* [The input]
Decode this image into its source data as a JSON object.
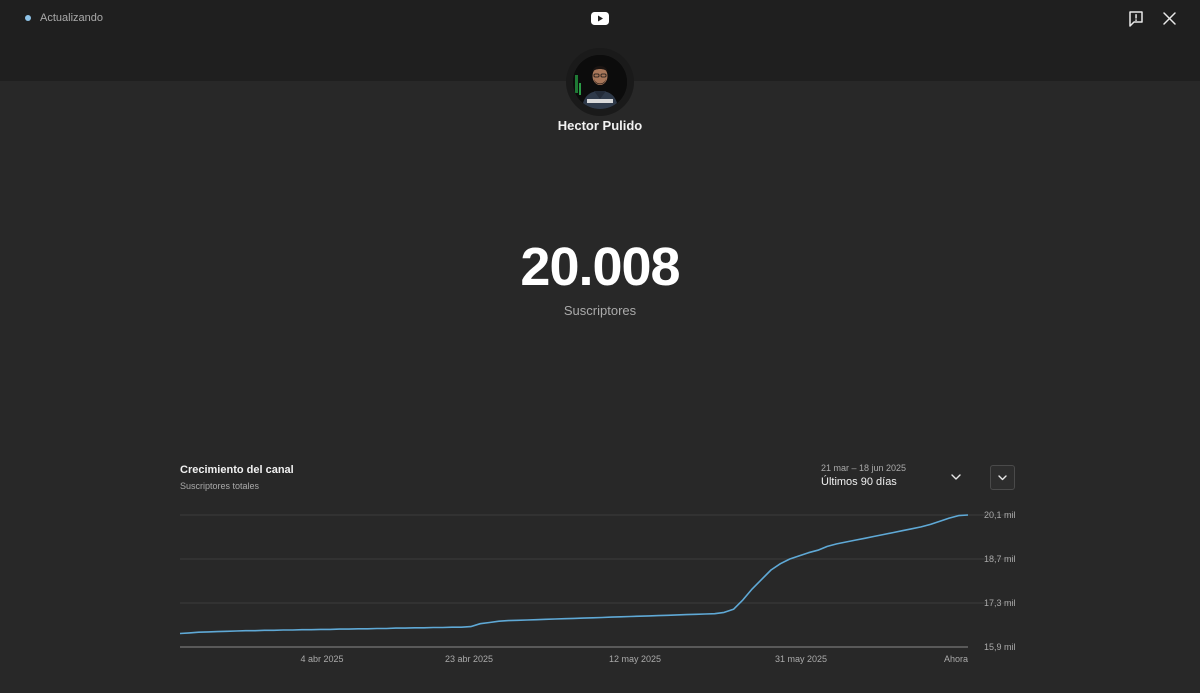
{
  "status": {
    "text": "Actualizando",
    "dot_color": "#8ec3e8"
  },
  "header": {
    "logo_icon": "youtube-icon",
    "feedback_icon": "report-feedback-icon",
    "close_icon": "close-icon"
  },
  "channel": {
    "name": "Hector Pulido",
    "avatar_icon": "channel-avatar"
  },
  "subscribers": {
    "count": "20.008",
    "label": "Suscriptores"
  },
  "growth": {
    "title": "Crecimiento del canal",
    "subtitle": "Suscriptores totales",
    "range_dates": "21 mar – 18 jun 2025",
    "range_label": "Últimos 90 días",
    "dropdown_icon": "chevron-down-icon",
    "expand_icon": "chevron-down-icon"
  },
  "chart_data": {
    "type": "line",
    "title": "Crecimiento del canal",
    "subtitle": "Suscriptores totales",
    "x_tick_labels": [
      "4 abr 2025",
      "23 abr 2025",
      "12 may 2025",
      "31 may 2025",
      "Ahora"
    ],
    "y_tick_labels": [
      "20,1 mil",
      "18,7 mil",
      "17,3 mil",
      "15,9 mil"
    ],
    "ylim": [
      15.9,
      20.1
    ],
    "y_unit": "mil",
    "grid": true,
    "line_color": "#5fa9d6",
    "series": [
      {
        "values": [
          16.33,
          16.35,
          16.37,
          16.38,
          16.39,
          16.4,
          16.41,
          16.42,
          16.42,
          16.43,
          16.43,
          16.44,
          16.44,
          16.45,
          16.45,
          16.46,
          16.46,
          16.47,
          16.47,
          16.48,
          16.48,
          16.49,
          16.49,
          16.5,
          16.5,
          16.51,
          16.51,
          16.52,
          16.52,
          16.53,
          16.53,
          16.55,
          16.64,
          16.68,
          16.72,
          16.74,
          16.75,
          16.76,
          16.77,
          16.78,
          16.79,
          16.8,
          16.81,
          16.82,
          16.83,
          16.84,
          16.85,
          16.86,
          16.87,
          16.88,
          16.89,
          16.9,
          16.91,
          16.92,
          16.93,
          16.94,
          16.95,
          16.96,
          17.0,
          17.1,
          17.4,
          17.75,
          18.05,
          18.35,
          18.55,
          18.7,
          18.8,
          18.9,
          18.98,
          19.1,
          19.18,
          19.24,
          19.3,
          19.36,
          19.42,
          19.48,
          19.54,
          19.6,
          19.66,
          19.72,
          19.8,
          19.9,
          20.0,
          20.08,
          20.1
        ]
      }
    ]
  }
}
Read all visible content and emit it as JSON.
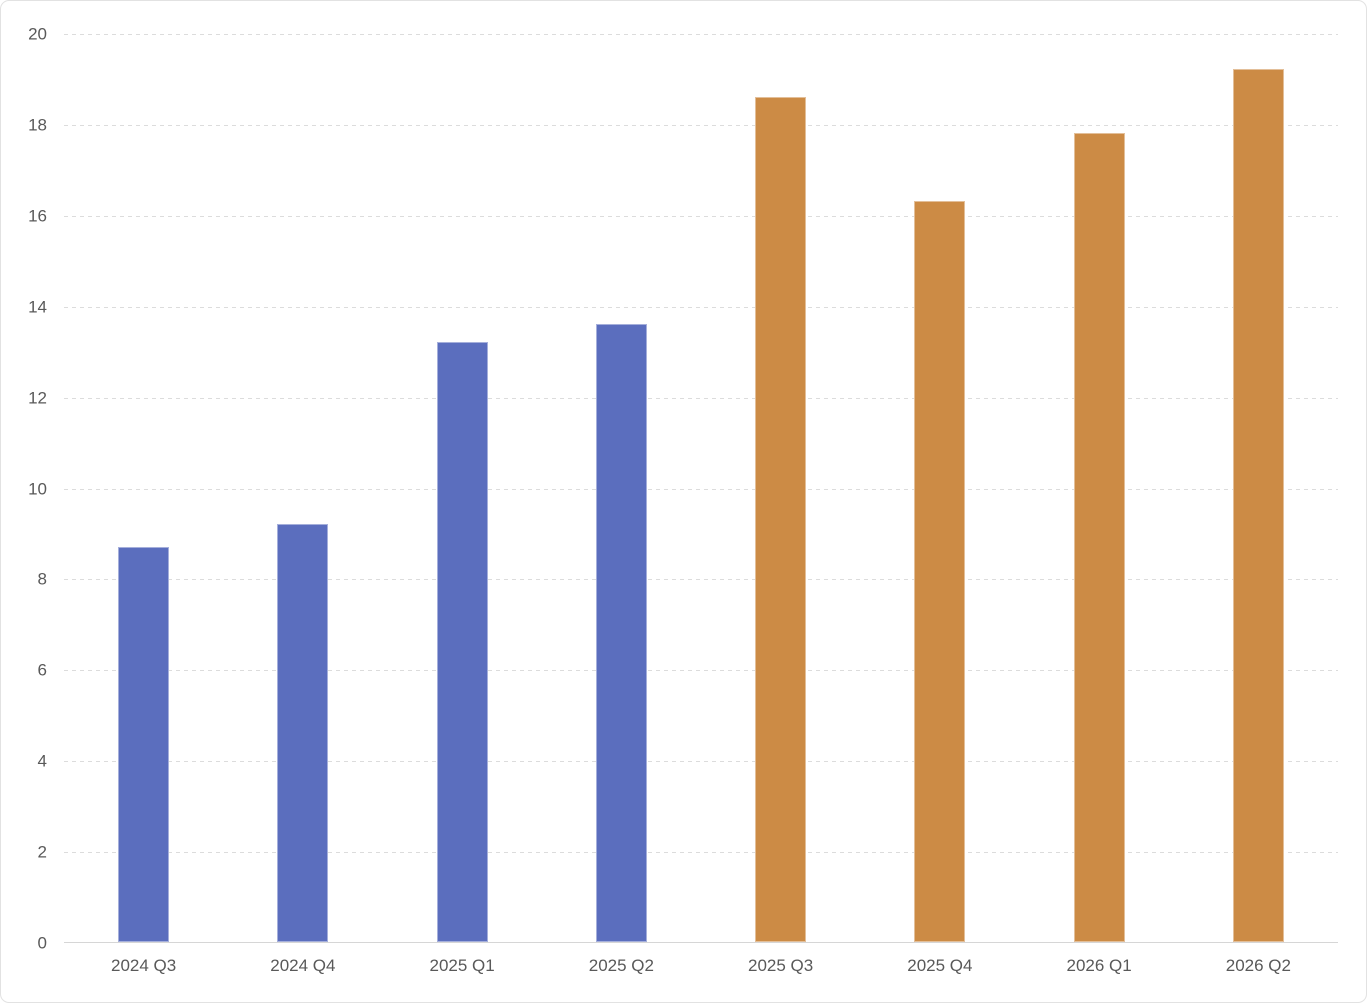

* [What is being asked]
Repeat the entries exactly and keep the pictures out of the copy.

* [Complete answer]
Decode this image into its source data as a JSON object.
{
  "status": {
    "text": "Actualizando",
    "dot_color": "#8ec3e8"
  },
  "header": {
    "logo_icon": "youtube-icon",
    "feedback_icon": "report-feedback-icon",
    "close_icon": "close-icon"
  },
  "channel": {
    "name": "Hector Pulido",
    "avatar_icon": "channel-avatar"
  },
  "subscribers": {
    "count": "20.008",
    "label": "Suscriptores"
  },
  "growth": {
    "title": "Crecimiento del canal",
    "subtitle": "Suscriptores totales",
    "range_dates": "21 mar – 18 jun 2025",
    "range_label": "Últimos 90 días",
    "dropdown_icon": "chevron-down-icon",
    "expand_icon": "chevron-down-icon"
  },
  "chart_data": {
    "type": "line",
    "title": "Crecimiento del canal",
    "subtitle": "Suscriptores totales",
    "x_tick_labels": [
      "4 abr 2025",
      "23 abr 2025",
      "12 may 2025",
      "31 may 2025",
      "Ahora"
    ],
    "y_tick_labels": [
      "20,1 mil",
      "18,7 mil",
      "17,3 mil",
      "15,9 mil"
    ],
    "ylim": [
      15.9,
      20.1
    ],
    "y_unit": "mil",
    "grid": true,
    "line_color": "#5fa9d6",
    "series": [
      {
        "values": [
          16.33,
          16.35,
          16.37,
          16.38,
          16.39,
          16.4,
          16.41,
          16.42,
          16.42,
          16.43,
          16.43,
          16.44,
          16.44,
          16.45,
          16.45,
          16.46,
          16.46,
          16.47,
          16.47,
          16.48,
          16.48,
          16.49,
          16.49,
          16.5,
          16.5,
          16.51,
          16.51,
          16.52,
          16.52,
          16.53,
          16.53,
          16.55,
          16.64,
          16.68,
          16.72,
          16.74,
          16.75,
          16.76,
          16.77,
          16.78,
          16.79,
          16.8,
          16.81,
          16.82,
          16.83,
          16.84,
          16.85,
          16.86,
          16.87,
          16.88,
          16.89,
          16.9,
          16.91,
          16.92,
          16.93,
          16.94,
          16.95,
          16.96,
          17.0,
          17.1,
          17.4,
          17.75,
          18.05,
          18.35,
          18.55,
          18.7,
          18.8,
          18.9,
          18.98,
          19.1,
          19.18,
          19.24,
          19.3,
          19.36,
          19.42,
          19.48,
          19.54,
          19.6,
          19.66,
          19.72,
          19.8,
          19.9,
          20.0,
          20.08,
          20.1
        ]
      }
    ]
  }
}
Read all visible content and emit it as JSON.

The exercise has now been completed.